_WHAT IS BEING ASKED_
Go through the entries one line at a time, and gather every line that has the word "page".

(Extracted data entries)
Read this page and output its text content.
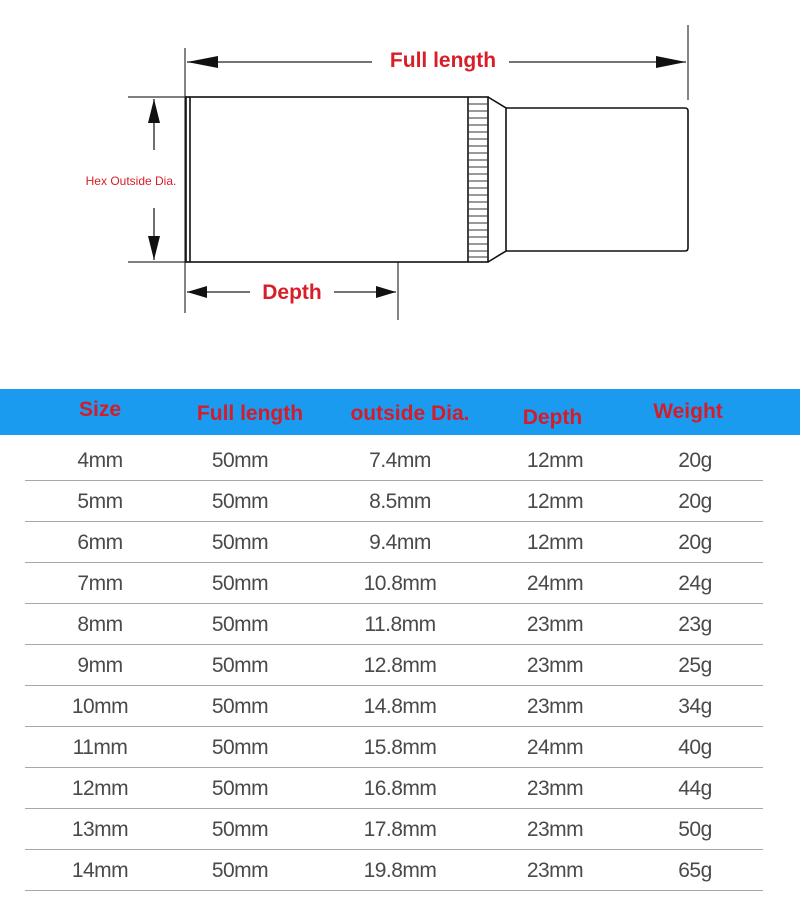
Full length
Hex Outside Dia.
Depth
Size	Full length	outside Dia.	Depth	Weight
4mm	50mm	7.4mm	12mm	20g
5mm	50mm	8.5mm	12mm	20g
6mm	50mm	9.4mm	12mm	20g
7mm	50mm	10.8mm	24mm	24g
8mm	50mm	11.8mm	23mm	23g
9mm	50mm	12.8mm	23mm	25g
10mm	50mm	14.8mm	23mm	34g
11mm	50mm	15.8mm	24mm	40g
12mm	50mm	16.8mm	23mm	44g
13mm	50mm	17.8mm	23mm	50g
14mm	50mm	19.8mm	23mm	65g
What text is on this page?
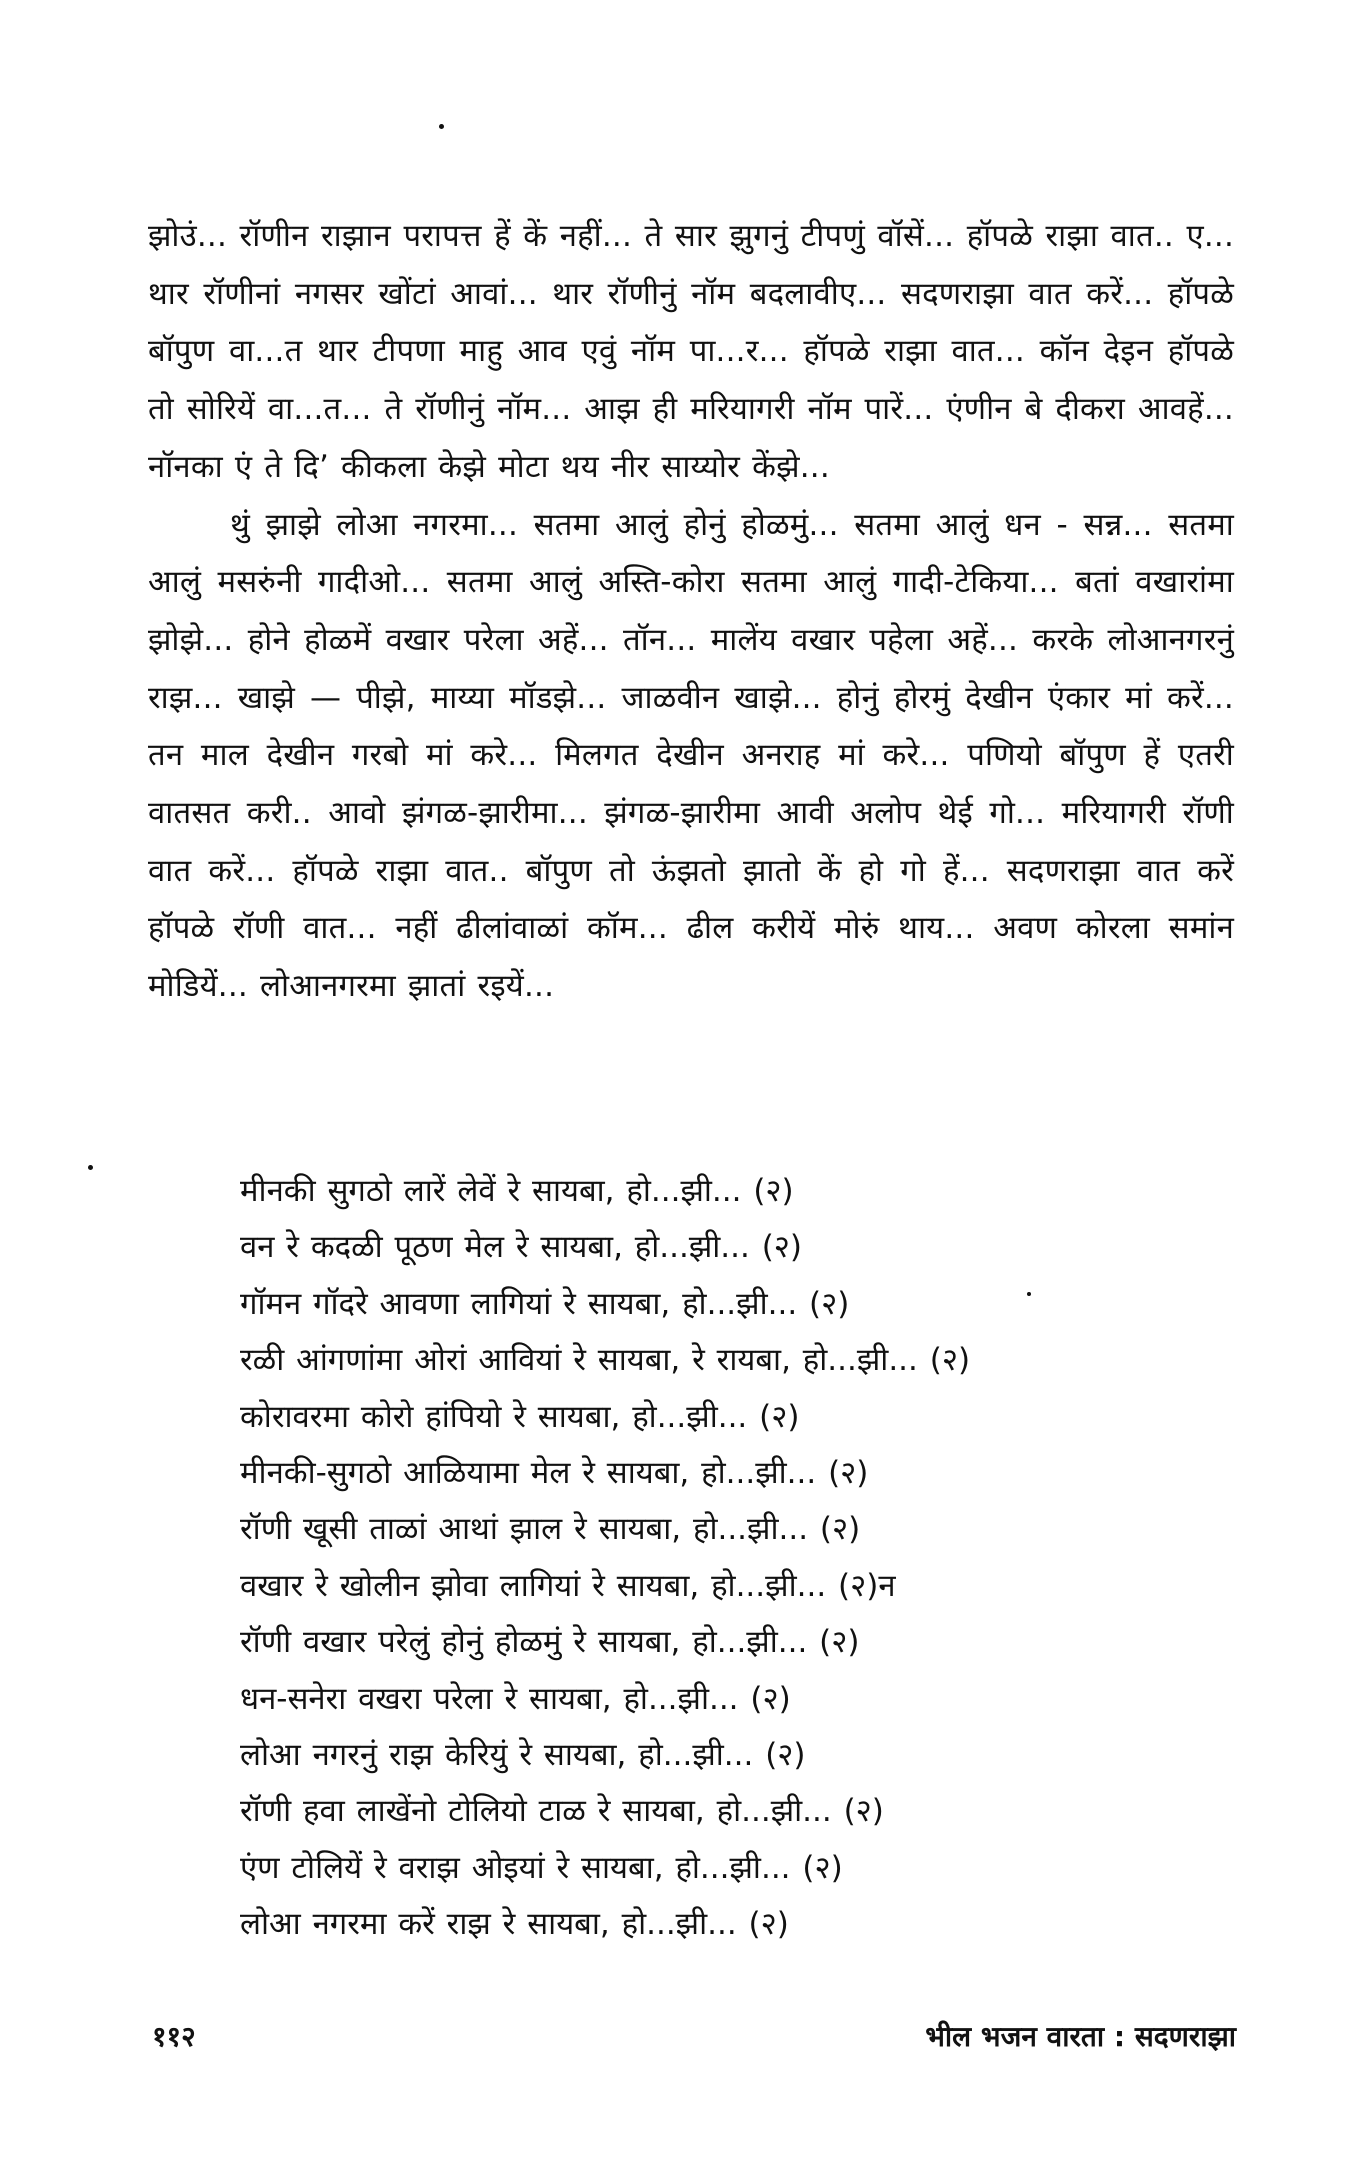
झोउं... रॉणीन राझान परापत्त हें कें नहीं... ते सार झुगनुं टीपणुं वॉसें... हॉपळे राझा वात.. ए... थार रॉणीनां नगसर खोंटां आवां... थार रॉणीनुं नॉम बदलावीए... सदणराझा वात करें... हॉपळे बॉपुण वा...त थार टीपणा माहु आव एवुं नॉम पा...र... हॉपळे राझा वात... कॉन देइन हॉपळे तो सोरियें वा...त... ते रॉणीनुं नॉम... आझ ही मरियागरी नॉम पारें... एंणीन बे दीकरा आवहें... नॉनका एं ते दि’ कीकला केझे मोटा थय नीर साय्योर केंझे...

थुं झाझे लोआ नगरमा... सतमा आलुं होनुं होळमुं... सतमा आलुं धन - सन्न... सतमा आलुं मसरुंनी गादीओ... सतमा आलुं अस्ति-कोरा सतमा आलुं गादी-टेकिया... बतां वखारांमा झोझे... होने होळमें वखार परेला अहें... तॉन... मालेंय वखार पहेला अहें... करके लोआनगरनुं राझ... खाझे — पीझे, माय्या मॉडझे... जाळवीन खाझे... होनुं होरमुं देखीन एंकार मां करें... तन माल देखीन गरबो मां करे... मिलगत देखीन अनराह मां करे... पणियो बॉपुण हें एतरी वातसत करी.. आवो झंगळ-झारीमा... झंगळ-झारीमा आवी अलोप थेई गो... मरियागरी रॉणी वात करें... हॉपळे राझा वात.. बॉपुण तो ऊंझतो झातो कें हो गो हें... सदणराझा वात करें हॉपळे रॉणी वात... नहीं ढीलांवाळां कॉम... ढील करीयें मोरुं थाय... अवण कोरला समांन मोडियें... लोआनगरमा झातां रइयें...

मीनकी सुगठो लारें लेवें रे सायबा, हो...झी... (२)
वन रे कदळी पूठण मेल रे सायबा, हो...झी... (२)
गॉमन गॉदरे आवणा लागियां रे सायबा, हो...झी... (२)
रळी आंगणांमा ओरां आवियां रे सायबा, रे रायबा, हो...झी... (२)
कोरावरमा कोरो हांपियो रे सायबा, हो...झी... (२)
मीनकी-सुगठो आळियामा मेल रे सायबा, हो...झी... (२)
रॉणी खूसी ताळां आथां झाल रे सायबा, हो...झी... (२)
वखार रे खोलीन झोवा लागियां रे सायबा, हो...झी... (२)न
रॉणी वखार परेलुं होनुं होळमुं रे सायबा, हो...झी... (२)
धन-सनेरा वखरा परेला रे सायबा, हो...झी... (२)
लोआ नगरनुं राझ केरियुं रे सायबा, हो...झी... (२)
रॉणी हवा लाखेंनो टोलियो टाळ रे सायबा, हो...झी... (२)
एंण टोलियें रे वराझ ओइयां रे सायबा, हो...झी... (२)
लोआ नगरमा करें राझ रे सायबा, हो...झी... (२)
११२	भील भजन वारता : सदणराझा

_OUTPUT BELOW_
Read this page and output its text content.
What text is on this page?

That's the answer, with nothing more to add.